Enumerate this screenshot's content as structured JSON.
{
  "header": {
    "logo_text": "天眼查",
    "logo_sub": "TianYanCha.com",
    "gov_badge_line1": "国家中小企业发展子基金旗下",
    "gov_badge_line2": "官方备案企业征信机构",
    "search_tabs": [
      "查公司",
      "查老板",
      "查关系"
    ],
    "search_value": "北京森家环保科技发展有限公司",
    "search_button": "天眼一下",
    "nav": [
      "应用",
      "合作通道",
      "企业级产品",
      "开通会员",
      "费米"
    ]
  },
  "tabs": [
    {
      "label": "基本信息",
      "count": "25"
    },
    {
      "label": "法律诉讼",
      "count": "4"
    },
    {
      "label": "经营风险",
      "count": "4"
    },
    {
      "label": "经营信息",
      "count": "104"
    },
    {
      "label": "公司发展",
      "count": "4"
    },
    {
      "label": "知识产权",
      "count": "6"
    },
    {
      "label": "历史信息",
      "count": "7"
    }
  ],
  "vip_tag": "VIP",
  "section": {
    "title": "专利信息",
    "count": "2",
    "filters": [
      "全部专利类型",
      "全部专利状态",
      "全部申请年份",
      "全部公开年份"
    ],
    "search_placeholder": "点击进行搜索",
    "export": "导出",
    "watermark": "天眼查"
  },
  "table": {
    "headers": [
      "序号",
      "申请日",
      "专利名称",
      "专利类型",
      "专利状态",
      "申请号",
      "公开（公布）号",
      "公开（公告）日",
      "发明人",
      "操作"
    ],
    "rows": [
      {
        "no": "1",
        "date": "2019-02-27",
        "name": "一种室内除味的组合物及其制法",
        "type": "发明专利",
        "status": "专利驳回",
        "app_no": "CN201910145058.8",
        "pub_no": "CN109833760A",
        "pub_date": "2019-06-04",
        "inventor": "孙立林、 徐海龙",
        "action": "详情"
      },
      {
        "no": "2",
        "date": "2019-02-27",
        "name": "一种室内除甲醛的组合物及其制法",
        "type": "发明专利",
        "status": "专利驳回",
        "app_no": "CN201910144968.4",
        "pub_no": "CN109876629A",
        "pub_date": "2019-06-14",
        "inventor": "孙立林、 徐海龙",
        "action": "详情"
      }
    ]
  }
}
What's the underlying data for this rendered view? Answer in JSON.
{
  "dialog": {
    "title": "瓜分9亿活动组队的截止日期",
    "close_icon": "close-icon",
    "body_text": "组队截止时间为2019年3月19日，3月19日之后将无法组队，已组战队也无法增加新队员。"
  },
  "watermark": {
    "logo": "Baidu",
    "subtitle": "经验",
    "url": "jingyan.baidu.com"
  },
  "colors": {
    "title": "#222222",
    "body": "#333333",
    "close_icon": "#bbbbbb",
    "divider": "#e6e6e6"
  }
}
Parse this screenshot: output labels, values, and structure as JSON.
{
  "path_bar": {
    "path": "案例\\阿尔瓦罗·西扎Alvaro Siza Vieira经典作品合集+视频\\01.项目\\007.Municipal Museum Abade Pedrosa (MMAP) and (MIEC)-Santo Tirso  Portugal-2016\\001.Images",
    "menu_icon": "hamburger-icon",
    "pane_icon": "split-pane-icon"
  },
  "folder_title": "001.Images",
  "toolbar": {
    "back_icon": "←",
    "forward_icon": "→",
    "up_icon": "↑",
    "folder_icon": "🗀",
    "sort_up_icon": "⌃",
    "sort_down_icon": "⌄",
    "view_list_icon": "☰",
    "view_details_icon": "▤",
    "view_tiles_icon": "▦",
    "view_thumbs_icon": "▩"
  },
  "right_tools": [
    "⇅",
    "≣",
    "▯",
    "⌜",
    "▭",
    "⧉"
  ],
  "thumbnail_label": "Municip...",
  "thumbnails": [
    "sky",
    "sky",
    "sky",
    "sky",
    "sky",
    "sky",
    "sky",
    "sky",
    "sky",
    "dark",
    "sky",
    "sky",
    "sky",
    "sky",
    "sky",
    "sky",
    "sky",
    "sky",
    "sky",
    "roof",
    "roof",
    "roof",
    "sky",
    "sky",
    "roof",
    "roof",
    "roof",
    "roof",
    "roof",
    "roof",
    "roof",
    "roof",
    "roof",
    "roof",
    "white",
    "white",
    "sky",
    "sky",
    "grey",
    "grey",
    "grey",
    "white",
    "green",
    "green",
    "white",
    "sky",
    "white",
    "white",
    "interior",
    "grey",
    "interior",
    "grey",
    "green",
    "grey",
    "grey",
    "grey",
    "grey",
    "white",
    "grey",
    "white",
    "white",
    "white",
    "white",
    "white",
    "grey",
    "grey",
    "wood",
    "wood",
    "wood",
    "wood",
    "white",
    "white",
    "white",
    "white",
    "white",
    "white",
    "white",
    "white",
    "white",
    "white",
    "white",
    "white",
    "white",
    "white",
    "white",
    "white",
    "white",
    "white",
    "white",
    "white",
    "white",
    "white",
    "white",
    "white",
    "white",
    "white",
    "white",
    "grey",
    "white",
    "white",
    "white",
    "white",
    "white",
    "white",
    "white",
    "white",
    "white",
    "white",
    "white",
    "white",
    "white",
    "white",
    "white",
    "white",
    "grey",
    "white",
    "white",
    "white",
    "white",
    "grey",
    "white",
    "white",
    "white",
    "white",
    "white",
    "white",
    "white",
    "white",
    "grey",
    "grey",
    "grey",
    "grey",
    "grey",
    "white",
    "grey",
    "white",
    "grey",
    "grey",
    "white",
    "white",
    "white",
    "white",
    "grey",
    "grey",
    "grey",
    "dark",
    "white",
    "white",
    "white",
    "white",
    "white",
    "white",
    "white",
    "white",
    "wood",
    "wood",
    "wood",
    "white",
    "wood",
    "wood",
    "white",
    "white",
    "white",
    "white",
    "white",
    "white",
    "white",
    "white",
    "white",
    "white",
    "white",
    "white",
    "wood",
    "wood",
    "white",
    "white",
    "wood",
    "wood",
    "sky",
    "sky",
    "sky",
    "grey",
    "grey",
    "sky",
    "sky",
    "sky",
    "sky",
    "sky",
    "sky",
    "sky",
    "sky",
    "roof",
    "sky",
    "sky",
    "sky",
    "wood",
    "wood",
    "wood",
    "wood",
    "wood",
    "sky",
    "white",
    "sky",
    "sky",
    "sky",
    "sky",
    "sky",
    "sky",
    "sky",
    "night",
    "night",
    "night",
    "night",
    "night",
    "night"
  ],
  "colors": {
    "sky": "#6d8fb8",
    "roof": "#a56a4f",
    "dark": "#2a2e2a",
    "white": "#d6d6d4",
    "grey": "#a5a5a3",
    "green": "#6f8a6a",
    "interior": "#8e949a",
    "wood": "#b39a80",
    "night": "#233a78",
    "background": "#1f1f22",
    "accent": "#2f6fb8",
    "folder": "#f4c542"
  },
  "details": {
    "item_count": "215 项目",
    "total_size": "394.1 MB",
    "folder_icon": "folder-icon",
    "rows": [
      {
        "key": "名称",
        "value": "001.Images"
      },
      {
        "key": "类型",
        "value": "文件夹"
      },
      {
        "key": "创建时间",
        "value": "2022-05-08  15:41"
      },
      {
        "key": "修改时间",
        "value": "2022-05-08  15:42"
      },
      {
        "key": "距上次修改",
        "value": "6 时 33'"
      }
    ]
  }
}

***

> _What needs to be done_
Count each line of the entries that holds the word "screenshot", then state the total and nothing more.

> _Written solution_
2